> **WHAT YOU ARE ASKED TO DO**
Repeat the entire listing exactly as written.

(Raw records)
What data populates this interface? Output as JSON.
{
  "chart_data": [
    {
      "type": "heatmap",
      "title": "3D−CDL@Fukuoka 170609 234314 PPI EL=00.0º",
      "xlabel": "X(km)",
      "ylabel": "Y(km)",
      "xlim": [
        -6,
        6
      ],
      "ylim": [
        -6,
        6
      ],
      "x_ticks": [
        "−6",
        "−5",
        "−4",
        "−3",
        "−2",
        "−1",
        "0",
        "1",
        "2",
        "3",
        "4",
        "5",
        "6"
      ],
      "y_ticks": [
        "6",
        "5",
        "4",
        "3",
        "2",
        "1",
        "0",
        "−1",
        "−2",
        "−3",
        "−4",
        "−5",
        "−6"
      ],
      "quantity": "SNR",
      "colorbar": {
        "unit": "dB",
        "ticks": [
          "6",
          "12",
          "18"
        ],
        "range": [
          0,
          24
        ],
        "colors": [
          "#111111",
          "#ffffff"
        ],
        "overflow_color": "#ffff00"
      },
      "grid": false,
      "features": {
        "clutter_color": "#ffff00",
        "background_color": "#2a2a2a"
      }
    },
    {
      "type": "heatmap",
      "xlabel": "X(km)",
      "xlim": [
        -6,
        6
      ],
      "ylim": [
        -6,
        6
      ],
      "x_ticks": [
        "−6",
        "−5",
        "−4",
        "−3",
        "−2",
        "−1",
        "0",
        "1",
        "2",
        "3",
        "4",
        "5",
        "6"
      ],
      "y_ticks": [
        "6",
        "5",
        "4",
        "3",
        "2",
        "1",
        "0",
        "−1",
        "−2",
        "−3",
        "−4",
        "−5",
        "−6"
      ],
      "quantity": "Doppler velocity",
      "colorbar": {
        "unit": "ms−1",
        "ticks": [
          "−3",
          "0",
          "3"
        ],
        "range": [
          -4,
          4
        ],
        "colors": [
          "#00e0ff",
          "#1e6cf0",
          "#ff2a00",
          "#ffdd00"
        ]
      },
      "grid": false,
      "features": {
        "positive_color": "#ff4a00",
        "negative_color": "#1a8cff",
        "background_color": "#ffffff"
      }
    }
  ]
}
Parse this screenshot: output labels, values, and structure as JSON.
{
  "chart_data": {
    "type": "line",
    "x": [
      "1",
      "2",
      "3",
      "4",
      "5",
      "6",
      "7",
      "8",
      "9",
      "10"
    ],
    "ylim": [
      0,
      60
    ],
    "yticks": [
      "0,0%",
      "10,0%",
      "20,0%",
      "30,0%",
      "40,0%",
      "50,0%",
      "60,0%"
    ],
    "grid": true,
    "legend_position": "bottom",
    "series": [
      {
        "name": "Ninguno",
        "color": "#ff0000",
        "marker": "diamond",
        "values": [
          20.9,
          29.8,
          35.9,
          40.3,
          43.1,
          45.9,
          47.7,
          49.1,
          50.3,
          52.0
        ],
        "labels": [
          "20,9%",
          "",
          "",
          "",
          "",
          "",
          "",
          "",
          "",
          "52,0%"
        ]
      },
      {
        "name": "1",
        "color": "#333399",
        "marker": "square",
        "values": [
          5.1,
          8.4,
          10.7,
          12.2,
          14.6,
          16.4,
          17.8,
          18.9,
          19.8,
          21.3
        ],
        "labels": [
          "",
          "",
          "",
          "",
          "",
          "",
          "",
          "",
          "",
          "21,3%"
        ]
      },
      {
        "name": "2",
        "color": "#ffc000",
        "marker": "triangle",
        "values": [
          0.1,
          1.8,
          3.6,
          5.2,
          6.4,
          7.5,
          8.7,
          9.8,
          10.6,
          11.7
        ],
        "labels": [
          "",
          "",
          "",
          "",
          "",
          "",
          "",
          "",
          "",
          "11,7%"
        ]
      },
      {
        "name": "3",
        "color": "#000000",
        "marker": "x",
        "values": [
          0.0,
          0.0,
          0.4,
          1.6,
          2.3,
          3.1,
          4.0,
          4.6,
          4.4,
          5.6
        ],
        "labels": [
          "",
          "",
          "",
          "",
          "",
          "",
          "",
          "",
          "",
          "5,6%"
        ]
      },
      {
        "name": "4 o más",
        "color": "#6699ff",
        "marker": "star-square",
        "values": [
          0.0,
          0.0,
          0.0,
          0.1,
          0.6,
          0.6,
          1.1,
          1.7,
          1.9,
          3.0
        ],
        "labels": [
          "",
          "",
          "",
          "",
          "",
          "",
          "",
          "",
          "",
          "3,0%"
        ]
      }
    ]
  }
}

> **REPLY**
What data populates this interface? Output as JSON.
{
  "chart_data": [
    {
      "type": "heatmap",
      "title": "3D−CDL@Fukuoka 170609 234314 PPI EL=00.0º",
      "xlabel": "X(km)",
      "ylabel": "Y(km)",
      "xlim": [
        -6,
        6
      ],
      "ylim": [
        -6,
        6
      ],
      "x_ticks": [
        "−6",
        "−5",
        "−4",
        "−3",
        "−2",
        "−1",
        "0",
        "1",
        "2",
        "3",
        "4",
        "5",
        "6"
      ],
      "y_ticks": [
        "6",
        "5",
        "4",
        "3",
        "2",
        "1",
        "0",
        "−1",
        "−2",
        "−3",
        "−4",
        "−5",
        "−6"
      ],
      "quantity": "SNR",
      "colorbar": {
        "unit": "dB",
        "ticks": [
          "6",
          "12",
          "18"
        ],
        "range": [
          0,
          24
        ],
        "colors": [
          "#111111",
          "#ffffff"
        ],
        "overflow_color": "#ffff00"
      },
      "grid": false,
      "features": {
        "clutter_color": "#ffff00",
        "background_color": "#2a2a2a"
      }
    },
    {
      "type": "heatmap",
      "xlabel": "X(km)",
      "xlim": [
        -6,
        6
      ],
      "ylim": [
        -6,
        6
      ],
      "x_ticks": [
        "−6",
        "−5",
        "−4",
        "−3",
        "−2",
        "−1",
        "0",
        "1",
        "2",
        "3",
        "4",
        "5",
        "6"
      ],
      "y_ticks": [
        "6",
        "5",
        "4",
        "3",
        "2",
        "1",
        "0",
        "−1",
        "−2",
        "−3",
        "−4",
        "−5",
        "−6"
      ],
      "quantity": "Doppler velocity",
      "colorbar": {
        "unit": "ms−1",
        "ticks": [
          "−3",
          "0",
          "3"
        ],
        "range": [
          -4,
          4
        ],
        "colors": [
          "#00e0ff",
          "#1e6cf0",
          "#ff2a00",
          "#ffdd00"
        ]
      },
      "grid": false,
      "features": {
        "positive_color": "#ff4a00",
        "negative_color": "#1a8cff",
        "background_color": "#ffffff"
      }
    }
  ]
}
Parse this screenshot: output labels, values, and structure as JSON.
{
  "chart_data": {
    "type": "line",
    "x": [
      "1",
      "2",
      "3",
      "4",
      "5",
      "6",
      "7",
      "8",
      "9",
      "10"
    ],
    "ylim": [
      0,
      60
    ],
    "yticks": [
      "0,0%",
      "10,0%",
      "20,0%",
      "30,0%",
      "40,0%",
      "50,0%",
      "60,0%"
    ],
    "grid": true,
    "legend_position": "bottom",
    "series": [
      {
        "name": "Ninguno",
        "color": "#ff0000",
        "marker": "diamond",
        "values": [
          20.9,
          29.8,
          35.9,
          40.3,
          43.1,
          45.9,
          47.7,
          49.1,
          50.3,
          52.0
        ],
        "labels": [
          "20,9%",
          "",
          "",
          "",
          "",
          "",
          "",
          "",
          "",
          "52,0%"
        ]
      },
      {
        "name": "1",
        "color": "#333399",
        "marker": "square",
        "values": [
          5.1,
          8.4,
          10.7,
          12.2,
          14.6,
          16.4,
          17.8,
          18.9,
          19.8,
          21.3
        ],
        "labels": [
          "",
          "",
          "",
          "",
          "",
          "",
          "",
          "",
          "",
          "21,3%"
        ]
      },
      {
        "name": "2",
        "color": "#ffc000",
        "marker": "triangle",
        "values": [
          0.1,
          1.8,
          3.6,
          5.2,
          6.4,
          7.5,
          8.7,
          9.8,
          10.6,
          11.7
        ],
        "labels": [
          "",
          "",
          "",
          "",
          "",
          "",
          "",
          "",
          "",
          "11,7%"
        ]
      },
      {
        "name": "3",
        "color": "#000000",
        "marker": "x",
        "values": [
          0.0,
          0.0,
          0.4,
          1.6,
          2.3,
          3.1,
          4.0,
          4.6,
          4.4,
          5.6
        ],
        "labels": [
          "",
          "",
          "",
          "",
          "",
          "",
          "",
          "",
          "",
          "5,6%"
        ]
      },
      {
        "name": "4 o más",
        "color": "#6699ff",
        "marker": "star-square",
        "values": [
          0.0,
          0.0,
          0.0,
          0.1,
          0.6,
          0.6,
          1.1,
          1.7,
          1.9,
          3.0
        ],
        "labels": [
          "",
          "",
          "",
          "",
          "",
          "",
          "",
          "",
          "",
          "3,0%"
        ]
      }
    ]
  }
}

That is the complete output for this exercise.